TASK TO COMPLETE - Check each line of the records below for the word "ΒΑΣΙΛΕΙΟΣ" and copy those where it appears.

▼

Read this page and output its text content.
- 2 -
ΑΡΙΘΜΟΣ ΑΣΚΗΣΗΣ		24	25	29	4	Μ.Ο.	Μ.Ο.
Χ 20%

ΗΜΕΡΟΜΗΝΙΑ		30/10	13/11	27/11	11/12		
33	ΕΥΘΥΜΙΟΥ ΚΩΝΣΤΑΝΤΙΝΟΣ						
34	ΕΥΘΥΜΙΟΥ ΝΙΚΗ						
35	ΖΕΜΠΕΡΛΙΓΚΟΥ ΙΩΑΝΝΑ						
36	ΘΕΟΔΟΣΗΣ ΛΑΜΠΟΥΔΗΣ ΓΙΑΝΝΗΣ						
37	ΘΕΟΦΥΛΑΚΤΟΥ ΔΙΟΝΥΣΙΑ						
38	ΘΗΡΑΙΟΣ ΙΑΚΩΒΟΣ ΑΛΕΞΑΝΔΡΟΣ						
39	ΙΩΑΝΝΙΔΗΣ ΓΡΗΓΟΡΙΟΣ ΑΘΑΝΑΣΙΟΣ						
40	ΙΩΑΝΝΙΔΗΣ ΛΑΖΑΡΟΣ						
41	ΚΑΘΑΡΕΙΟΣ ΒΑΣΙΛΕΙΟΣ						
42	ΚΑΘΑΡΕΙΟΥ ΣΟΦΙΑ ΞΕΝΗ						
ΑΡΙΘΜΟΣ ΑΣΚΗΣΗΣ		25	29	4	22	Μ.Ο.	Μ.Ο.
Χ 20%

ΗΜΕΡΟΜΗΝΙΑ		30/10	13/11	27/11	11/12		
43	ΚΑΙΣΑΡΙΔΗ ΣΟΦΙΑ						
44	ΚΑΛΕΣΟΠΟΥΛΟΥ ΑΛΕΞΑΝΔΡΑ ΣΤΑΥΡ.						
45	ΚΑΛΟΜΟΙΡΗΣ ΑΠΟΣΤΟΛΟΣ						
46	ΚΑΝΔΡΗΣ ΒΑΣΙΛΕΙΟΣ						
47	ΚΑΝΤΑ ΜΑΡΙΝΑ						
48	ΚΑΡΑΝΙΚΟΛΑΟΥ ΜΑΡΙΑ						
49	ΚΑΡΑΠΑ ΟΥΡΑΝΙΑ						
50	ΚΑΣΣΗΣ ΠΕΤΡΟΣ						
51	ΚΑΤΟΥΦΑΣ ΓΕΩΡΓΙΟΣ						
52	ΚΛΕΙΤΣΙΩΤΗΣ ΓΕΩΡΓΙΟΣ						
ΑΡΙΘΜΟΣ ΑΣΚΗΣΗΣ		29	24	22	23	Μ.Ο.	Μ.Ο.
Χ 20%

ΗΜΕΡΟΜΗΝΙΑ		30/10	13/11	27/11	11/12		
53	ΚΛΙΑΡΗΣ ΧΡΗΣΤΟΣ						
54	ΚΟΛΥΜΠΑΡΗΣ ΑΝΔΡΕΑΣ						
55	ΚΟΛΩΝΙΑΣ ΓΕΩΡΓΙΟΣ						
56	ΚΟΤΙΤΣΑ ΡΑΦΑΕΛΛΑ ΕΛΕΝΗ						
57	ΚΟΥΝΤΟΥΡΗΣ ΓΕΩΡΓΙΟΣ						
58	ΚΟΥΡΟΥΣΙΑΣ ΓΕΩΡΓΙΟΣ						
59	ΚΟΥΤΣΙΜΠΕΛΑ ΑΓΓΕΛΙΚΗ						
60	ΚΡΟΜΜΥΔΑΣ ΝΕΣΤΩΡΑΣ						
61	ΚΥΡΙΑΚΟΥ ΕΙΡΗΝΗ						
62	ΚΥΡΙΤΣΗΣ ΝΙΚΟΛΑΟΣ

▲

EXERCISE SOLUTION -
41	ΚΑΘΑΡΕΙΟΣ ΒΑΣΙΛΕΙΟΣ						
46	ΚΑΝΔΡΗΣ ΒΑΣΙΛΕΙΟΣ						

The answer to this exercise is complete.